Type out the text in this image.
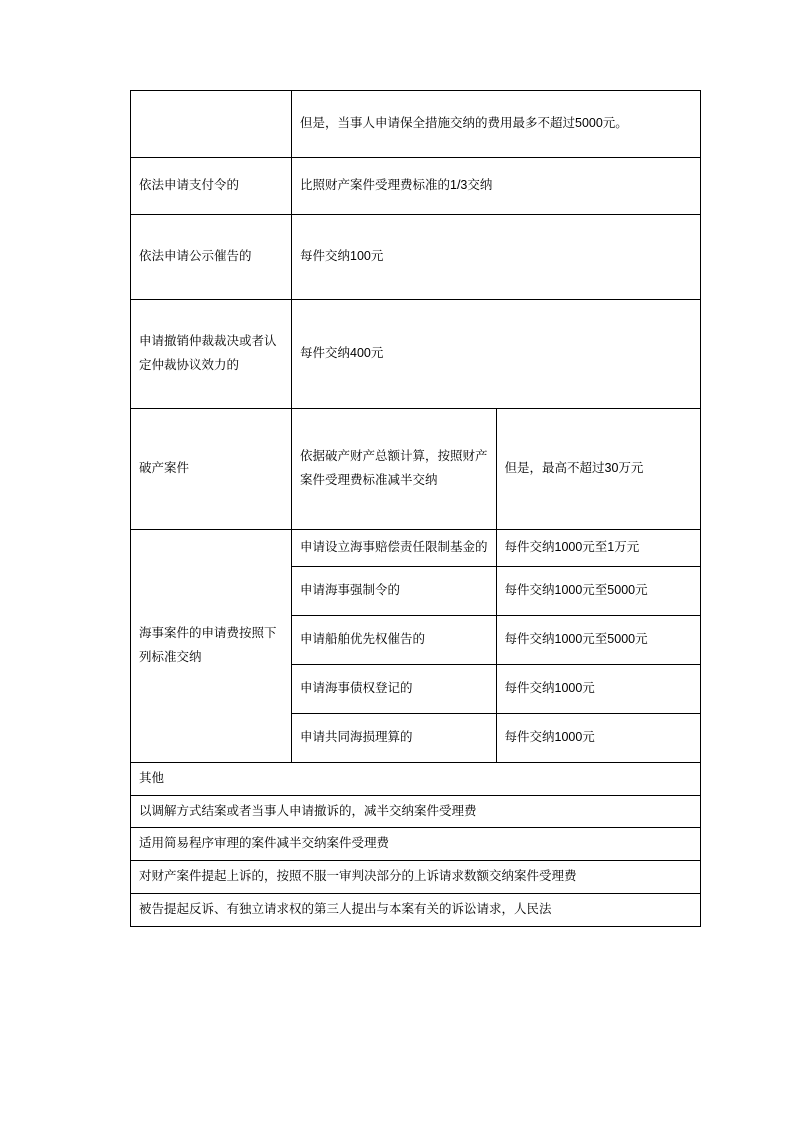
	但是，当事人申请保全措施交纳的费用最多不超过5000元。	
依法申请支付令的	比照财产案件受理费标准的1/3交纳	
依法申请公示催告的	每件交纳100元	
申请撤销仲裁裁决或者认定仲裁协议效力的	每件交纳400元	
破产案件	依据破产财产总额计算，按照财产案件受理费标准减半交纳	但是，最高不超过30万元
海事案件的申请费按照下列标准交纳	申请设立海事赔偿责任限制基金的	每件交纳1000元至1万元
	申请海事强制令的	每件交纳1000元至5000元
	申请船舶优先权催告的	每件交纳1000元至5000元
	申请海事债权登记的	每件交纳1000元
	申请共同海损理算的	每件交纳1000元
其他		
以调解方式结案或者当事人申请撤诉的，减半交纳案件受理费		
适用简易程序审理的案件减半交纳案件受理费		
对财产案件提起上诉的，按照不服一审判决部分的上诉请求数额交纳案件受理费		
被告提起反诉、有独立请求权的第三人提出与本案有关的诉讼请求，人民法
----------------
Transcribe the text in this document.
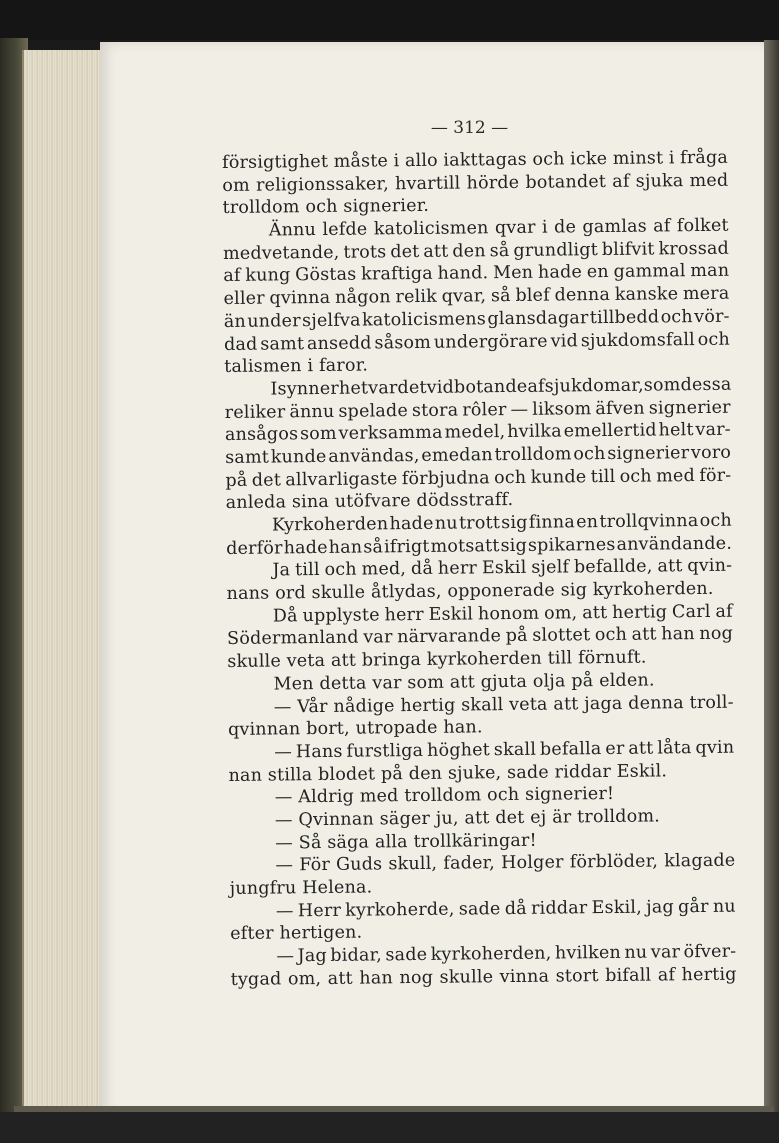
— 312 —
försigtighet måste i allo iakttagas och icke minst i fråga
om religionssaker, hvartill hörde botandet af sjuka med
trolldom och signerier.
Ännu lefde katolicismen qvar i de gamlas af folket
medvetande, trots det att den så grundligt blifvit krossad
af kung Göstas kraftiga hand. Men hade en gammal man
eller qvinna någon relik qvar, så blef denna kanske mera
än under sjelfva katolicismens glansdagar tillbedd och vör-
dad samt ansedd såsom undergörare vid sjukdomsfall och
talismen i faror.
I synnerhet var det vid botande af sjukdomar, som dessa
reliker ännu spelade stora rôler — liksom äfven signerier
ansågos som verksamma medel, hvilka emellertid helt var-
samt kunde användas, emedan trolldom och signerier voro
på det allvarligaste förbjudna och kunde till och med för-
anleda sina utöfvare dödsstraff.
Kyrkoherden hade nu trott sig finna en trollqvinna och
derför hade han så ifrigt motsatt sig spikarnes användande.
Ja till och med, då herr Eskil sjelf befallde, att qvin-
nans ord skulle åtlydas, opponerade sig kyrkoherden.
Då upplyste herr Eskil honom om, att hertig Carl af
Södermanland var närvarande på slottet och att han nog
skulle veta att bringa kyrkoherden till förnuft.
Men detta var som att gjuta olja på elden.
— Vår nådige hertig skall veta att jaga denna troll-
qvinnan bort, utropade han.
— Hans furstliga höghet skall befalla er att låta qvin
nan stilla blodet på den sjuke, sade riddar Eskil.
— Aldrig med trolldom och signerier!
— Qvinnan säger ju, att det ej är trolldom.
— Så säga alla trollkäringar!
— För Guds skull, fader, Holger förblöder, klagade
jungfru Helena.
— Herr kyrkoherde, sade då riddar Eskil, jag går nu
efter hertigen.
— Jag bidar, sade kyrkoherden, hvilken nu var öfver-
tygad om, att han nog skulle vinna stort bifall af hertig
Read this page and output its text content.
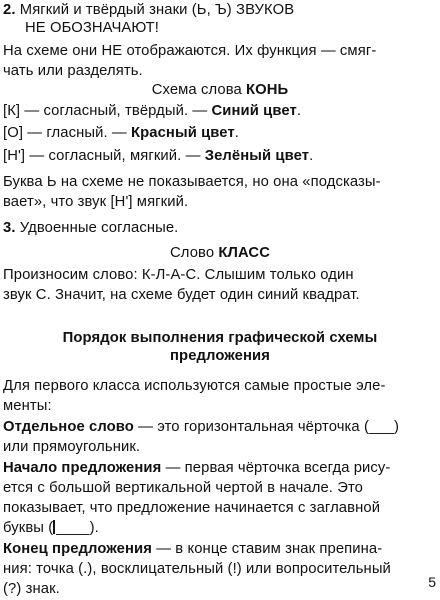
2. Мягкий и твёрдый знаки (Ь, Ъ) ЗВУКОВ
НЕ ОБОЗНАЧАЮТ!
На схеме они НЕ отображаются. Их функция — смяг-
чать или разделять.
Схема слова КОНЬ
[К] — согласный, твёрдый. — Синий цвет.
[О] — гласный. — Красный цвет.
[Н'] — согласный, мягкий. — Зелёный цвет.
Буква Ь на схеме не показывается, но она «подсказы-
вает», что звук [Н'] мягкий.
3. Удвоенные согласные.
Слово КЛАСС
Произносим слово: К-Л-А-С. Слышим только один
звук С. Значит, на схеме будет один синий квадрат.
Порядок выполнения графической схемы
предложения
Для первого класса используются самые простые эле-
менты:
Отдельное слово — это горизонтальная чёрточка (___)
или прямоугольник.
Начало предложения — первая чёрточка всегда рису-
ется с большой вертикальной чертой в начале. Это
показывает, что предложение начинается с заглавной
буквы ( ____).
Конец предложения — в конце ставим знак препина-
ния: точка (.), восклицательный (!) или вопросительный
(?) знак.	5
----------------
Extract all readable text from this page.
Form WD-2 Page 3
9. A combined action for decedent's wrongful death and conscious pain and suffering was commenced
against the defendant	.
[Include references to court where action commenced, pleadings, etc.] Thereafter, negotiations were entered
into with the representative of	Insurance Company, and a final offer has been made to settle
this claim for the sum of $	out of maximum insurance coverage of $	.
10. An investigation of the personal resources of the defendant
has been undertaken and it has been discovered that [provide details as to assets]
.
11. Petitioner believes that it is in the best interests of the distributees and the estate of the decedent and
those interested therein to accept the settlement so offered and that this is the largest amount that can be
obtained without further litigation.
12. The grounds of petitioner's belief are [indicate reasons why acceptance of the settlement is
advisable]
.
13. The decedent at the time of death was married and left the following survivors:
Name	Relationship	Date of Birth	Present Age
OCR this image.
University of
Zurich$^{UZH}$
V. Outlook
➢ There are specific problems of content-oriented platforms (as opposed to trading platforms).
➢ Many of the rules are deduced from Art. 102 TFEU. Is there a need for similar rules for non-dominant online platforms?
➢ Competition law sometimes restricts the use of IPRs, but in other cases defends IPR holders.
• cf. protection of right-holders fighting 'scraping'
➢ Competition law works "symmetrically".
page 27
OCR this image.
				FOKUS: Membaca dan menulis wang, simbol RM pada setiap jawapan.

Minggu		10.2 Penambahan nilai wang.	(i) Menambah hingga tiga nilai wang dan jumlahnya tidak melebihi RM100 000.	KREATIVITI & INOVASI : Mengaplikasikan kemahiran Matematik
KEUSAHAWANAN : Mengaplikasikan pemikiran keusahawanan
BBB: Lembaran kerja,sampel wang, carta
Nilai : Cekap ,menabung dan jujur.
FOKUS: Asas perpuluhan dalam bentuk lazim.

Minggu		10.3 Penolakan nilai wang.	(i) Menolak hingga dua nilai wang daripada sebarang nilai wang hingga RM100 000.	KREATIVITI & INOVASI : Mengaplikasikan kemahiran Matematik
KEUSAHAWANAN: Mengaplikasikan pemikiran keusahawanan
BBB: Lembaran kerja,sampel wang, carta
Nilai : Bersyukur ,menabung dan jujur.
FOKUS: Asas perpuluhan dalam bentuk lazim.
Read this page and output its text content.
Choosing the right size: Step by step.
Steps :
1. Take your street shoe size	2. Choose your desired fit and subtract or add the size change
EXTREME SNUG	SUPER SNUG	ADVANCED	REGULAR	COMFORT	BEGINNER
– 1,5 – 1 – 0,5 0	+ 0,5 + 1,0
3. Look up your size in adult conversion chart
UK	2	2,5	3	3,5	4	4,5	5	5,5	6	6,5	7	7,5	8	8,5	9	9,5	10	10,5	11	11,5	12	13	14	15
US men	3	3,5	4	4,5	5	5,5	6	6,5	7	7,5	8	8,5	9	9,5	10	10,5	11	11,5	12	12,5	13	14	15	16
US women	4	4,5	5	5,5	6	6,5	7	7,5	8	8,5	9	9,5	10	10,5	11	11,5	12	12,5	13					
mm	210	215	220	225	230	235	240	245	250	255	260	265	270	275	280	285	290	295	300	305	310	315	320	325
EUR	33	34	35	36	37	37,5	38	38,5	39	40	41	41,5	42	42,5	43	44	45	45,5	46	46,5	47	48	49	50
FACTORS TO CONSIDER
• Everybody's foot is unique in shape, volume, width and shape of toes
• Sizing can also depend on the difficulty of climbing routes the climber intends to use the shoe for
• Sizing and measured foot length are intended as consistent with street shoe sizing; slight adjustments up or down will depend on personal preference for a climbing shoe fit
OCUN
----------------
THE EXERCISE:
Using the records above, list each line that includes "size".

TASK RESULT:
Choosing the right size: Step by step.
1. Take your street shoe size	2. Choose your desired fit and subtract or add the size change
3. Look up your size in adult conversion chart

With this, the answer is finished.